**Sayfadan alıntı:**
Tabii bu arada mahkeme kararlarını uygulayıp halkımıza millet olma bilinci aşılayan “Andımız”ı okullarda yeniden okutmalıyız. Düşünüyorum da 1'inci Dünya Savaşı sıralarında Türkleri yok sayan Osmanlı Devleti’nin son günlerinde Mareşal Gazi Mustafa Kemal Atatürk Emperyalizmin ayrıştırdığı Türk Milleti’ne ait değişik etnik unsurları bir araya getirip Kurtuluş Savaşı’nı kazanmasaydı bu gün halimiz nice olurdu bilemiyorum. “Elhamdülillah Müslümanım” diyen Samimi Müslümanlara sesleniyorum; “Birlikte rahmet, ayrılıkta azap vardır.” Peygamber Efendimizin Hadis-i Şerifi. Şayet Coğrafyamızdaki İslam Ülke liderleri inançlarını para yada çeşitli değerlere satmamış olsalardı 1,5 milyarlık İslam Coğrafyası’nda 2,5 milyonluk İsrail’in esamesi mi okunurdu? İçinde bulunduğumuz Coğrafya’da özgür ve bağımsız olarak hayatımızı devam ettirmek istiyorsak çocuklarımıza tarihimizi ve milli değerlerimizi katıksız öğretecek Türk Kültürüne kurgulanmış bir eğitim sistemi uygulamak zorundayız. ABD’deki Coni bilemez benim halkımın neler istediğini neler düşlediğini. Ama onlar biliyorlar Türkler özgür ve bağımsız oldukları sürece onların zulümleri tehdit altındadır. Çünkü Türk Kültürü her zaman mazlumun yanındadır. İşte bu nedenle çocuklarımıza kendi kültürümüzü aşılayan Andımız!ın tez zamanda okullarımızda tekrar okutulması gerekir.

**Veri seti kesiti:**
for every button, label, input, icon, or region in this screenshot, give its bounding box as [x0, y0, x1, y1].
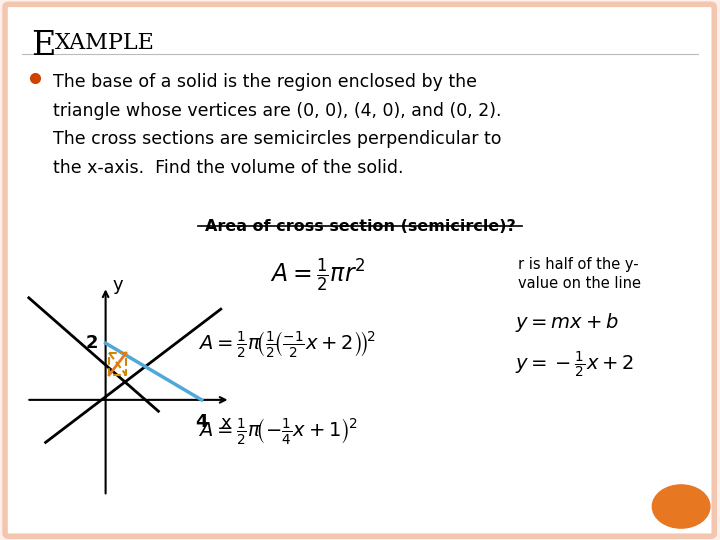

**Yapılacak iş:** Andımız üzerine yazılmış alıntıya göre şu ifadeler doğru mu? 1. Yazar, Andımız'ın okullarda yeniden okutulmasını istiyor. 2. Yazara göre İsrail'in nüfusu 1,5 milyardır. 3. Yazara göre Türk Kültürü her zaman güçlünün yanındadır. Lütfen her biri için evet ya da hayır deyin ve kararı belirleyen sözleri metinden aynen alıntılayın. Bu satırlar başka bir kaynaktan alınmıştır.

**Çözülmüş alıştırma:**
1. Evet: "okullarda yeniden okutmalıyız"
2. Hayır: "1,5 milyarlık İslam Coğrafyası’nda 2,5 milyonluk İsrail’in"
3. Hayır: "Türk Kültürü her zaman mazlumun yanındadır"